(空間アノテーションの記録)
----

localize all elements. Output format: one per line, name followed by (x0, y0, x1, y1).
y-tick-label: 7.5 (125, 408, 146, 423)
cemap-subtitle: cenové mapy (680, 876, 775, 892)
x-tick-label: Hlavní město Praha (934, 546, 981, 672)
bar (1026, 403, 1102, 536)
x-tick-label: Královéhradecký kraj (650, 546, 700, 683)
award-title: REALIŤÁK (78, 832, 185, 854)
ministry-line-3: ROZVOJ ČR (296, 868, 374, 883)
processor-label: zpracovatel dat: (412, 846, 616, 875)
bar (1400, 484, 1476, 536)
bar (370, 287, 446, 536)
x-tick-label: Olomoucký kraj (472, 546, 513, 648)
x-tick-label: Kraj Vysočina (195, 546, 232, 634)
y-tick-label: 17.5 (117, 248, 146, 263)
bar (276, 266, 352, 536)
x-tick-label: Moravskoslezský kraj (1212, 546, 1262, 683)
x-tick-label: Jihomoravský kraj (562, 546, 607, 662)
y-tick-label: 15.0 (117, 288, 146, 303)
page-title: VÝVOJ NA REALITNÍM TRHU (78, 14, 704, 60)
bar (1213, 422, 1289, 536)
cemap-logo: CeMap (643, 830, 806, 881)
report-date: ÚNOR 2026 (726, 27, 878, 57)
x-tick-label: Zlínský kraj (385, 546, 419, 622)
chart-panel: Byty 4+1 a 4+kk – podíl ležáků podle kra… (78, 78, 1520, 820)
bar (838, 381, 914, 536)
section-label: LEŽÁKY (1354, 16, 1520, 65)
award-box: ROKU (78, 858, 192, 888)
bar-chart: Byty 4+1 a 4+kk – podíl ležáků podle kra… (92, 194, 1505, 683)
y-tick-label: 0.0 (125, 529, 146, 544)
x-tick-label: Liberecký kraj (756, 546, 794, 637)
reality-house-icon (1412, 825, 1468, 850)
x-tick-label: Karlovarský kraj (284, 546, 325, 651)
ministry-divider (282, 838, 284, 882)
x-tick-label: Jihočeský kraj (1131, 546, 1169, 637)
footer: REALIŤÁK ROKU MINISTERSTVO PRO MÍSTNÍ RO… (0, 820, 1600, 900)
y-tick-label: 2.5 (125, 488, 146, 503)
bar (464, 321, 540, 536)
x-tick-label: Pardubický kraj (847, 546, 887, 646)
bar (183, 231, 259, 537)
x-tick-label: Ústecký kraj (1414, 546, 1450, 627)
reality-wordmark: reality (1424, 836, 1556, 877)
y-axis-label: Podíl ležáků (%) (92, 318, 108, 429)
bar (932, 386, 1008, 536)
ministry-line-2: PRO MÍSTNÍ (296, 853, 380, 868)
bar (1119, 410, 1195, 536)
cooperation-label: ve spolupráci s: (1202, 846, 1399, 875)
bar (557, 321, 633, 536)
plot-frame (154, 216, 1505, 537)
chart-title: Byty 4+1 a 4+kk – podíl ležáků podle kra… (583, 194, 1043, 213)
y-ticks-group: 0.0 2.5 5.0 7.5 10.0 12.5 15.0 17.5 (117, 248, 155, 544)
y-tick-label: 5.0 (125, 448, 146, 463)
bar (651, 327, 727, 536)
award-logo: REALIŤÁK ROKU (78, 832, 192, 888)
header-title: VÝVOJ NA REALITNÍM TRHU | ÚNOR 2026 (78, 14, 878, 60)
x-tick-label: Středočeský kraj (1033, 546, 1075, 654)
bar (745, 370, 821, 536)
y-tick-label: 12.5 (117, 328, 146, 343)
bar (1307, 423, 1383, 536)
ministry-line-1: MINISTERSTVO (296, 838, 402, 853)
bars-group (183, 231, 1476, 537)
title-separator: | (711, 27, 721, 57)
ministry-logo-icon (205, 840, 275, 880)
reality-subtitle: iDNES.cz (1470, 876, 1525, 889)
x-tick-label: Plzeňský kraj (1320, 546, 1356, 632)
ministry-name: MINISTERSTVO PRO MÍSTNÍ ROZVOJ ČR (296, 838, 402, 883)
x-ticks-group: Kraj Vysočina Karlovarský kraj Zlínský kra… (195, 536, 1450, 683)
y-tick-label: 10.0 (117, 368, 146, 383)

----

上の行をすべて、一字一句変えずに書き写してください。

■ **練習問題の答え**:
localize all elements. Output format: one per line, name followed by (x0, y0, x1, y1).
y-tick-label: 7.5 (125, 408, 146, 423)
cemap-subtitle: cenové mapy (680, 876, 775, 892)
x-tick-label: Hlavní město Praha (934, 546, 981, 672)
bar (1026, 403, 1102, 536)
x-tick-label: Královéhradecký kraj (650, 546, 700, 683)
award-title: REALIŤÁK (78, 832, 185, 854)
ministry-line-3: ROZVOJ ČR (296, 868, 374, 883)
processor-label: zpracovatel dat: (412, 846, 616, 875)
bar (1400, 484, 1476, 536)
bar (370, 287, 446, 536)
x-tick-label: Olomoucký kraj (472, 546, 513, 648)
x-tick-label: Kraj Vysočina (195, 546, 232, 634)
y-tick-label: 17.5 (117, 248, 146, 263)
bar (276, 266, 352, 536)
x-tick-label: Moravskoslezský kraj (1212, 546, 1262, 683)
x-tick-label: Jihomoravský kraj (562, 546, 607, 662)
y-tick-label: 15.0 (117, 288, 146, 303)
page-title: VÝVOJ NA REALITNÍM TRHU (78, 14, 704, 60)
bar (1213, 422, 1289, 536)
cemap-logo: CeMap (643, 830, 806, 881)
report-date: ÚNOR 2026 (726, 27, 878, 57)
x-tick-label: Zlínský kraj (385, 546, 419, 622)
chart-panel: Byty 4+1 a 4+kk – podíl ležáků podle kra… (78, 78, 1520, 820)
bar (838, 381, 914, 536)
section-label: LEŽÁKY (1354, 16, 1520, 65)
award-box: ROKU (78, 858, 192, 888)
bar-chart: Byty 4+1 a 4+kk – podíl ležáků podle kra… (92, 194, 1505, 683)
y-tick-label: 0.0 (125, 529, 146, 544)
x-tick-label: Liberecký kraj (756, 546, 794, 637)
reality-house-icon (1412, 825, 1468, 850)
x-tick-label: Karlovarský kraj (284, 546, 325, 651)
ministry-divider (282, 838, 284, 882)
x-tick-label: Jihočeský kraj (1131, 546, 1169, 637)
footer: REALIŤÁK ROKU MINISTERSTVO PRO MÍSTNÍ RO… (0, 820, 1600, 900)
y-tick-label: 2.5 (125, 488, 146, 503)
bar (464, 321, 540, 536)
x-tick-label: Pardubický kraj (847, 546, 887, 646)
bar (183, 231, 259, 537)
x-tick-label: Ústecký kraj (1414, 546, 1450, 627)
reality-wordmark: reality (1424, 836, 1556, 877)
y-axis-label: Podíl ležáků (%) (92, 318, 108, 429)
bar (932, 386, 1008, 536)
ministry-line-2: PRO MÍSTNÍ (296, 853, 380, 868)
bar (1119, 410, 1195, 536)
cooperation-label: ve spolupráci s: (1202, 846, 1399, 875)
bar (557, 321, 633, 536)
plot-frame (154, 216, 1505, 537)
chart-title: Byty 4+1 a 4+kk – podíl ležáků podle kra… (583, 194, 1043, 213)
y-ticks-group: 0.0 2.5 5.0 7.5 10.0 12.5 15.0 17.5 (117, 248, 155, 544)
y-tick-label: 5.0 (125, 448, 146, 463)
bar (651, 327, 727, 536)
award-logo: REALIŤÁK ROKU (78, 832, 192, 888)
header-title: VÝVOJ NA REALITNÍM TRHU | ÚNOR 2026 (78, 14, 878, 60)
x-tick-label: Středočeský kraj (1033, 546, 1075, 654)
bar (745, 370, 821, 536)
y-tick-label: 12.5 (117, 328, 146, 343)
bar (1307, 423, 1383, 536)
ministry-line-1: MINISTERSTVO (296, 838, 402, 853)
bars-group (183, 231, 1476, 537)
title-separator: | (711, 27, 721, 57)
ministry-logo-icon (205, 840, 275, 880)
reality-subtitle: iDNES.cz (1470, 876, 1525, 889)
x-tick-label: Plzeňský kraj (1320, 546, 1356, 632)
ministry-name: MINISTERSTVO PRO MÍSTNÍ ROZVOJ ČR (296, 838, 402, 883)
x-ticks-group: Kraj Vysočina Karlovarský kraj Zlínský kra… (195, 536, 1450, 683)
y-tick-label: 10.0 (117, 368, 146, 383)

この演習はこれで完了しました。